Extracted records:
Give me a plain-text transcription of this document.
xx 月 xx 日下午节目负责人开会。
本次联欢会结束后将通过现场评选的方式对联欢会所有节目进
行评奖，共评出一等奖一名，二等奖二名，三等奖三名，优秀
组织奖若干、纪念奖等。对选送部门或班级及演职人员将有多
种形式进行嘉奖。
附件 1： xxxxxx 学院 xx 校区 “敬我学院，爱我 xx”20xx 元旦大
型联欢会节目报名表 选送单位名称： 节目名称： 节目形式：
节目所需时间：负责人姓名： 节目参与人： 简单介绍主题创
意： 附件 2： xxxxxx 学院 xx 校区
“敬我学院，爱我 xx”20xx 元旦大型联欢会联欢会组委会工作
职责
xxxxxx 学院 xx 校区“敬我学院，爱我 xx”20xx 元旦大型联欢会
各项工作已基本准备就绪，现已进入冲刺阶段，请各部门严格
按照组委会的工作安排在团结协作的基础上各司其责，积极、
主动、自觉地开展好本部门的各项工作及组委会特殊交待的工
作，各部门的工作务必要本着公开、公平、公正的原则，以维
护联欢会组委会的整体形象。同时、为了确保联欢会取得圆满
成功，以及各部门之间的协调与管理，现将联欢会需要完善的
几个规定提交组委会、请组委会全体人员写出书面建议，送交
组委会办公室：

▶ **What is needed**:
Work out how many lines above have the string "敬我学院" in them, and give only the number.

▶ **Result of this exercise**:
3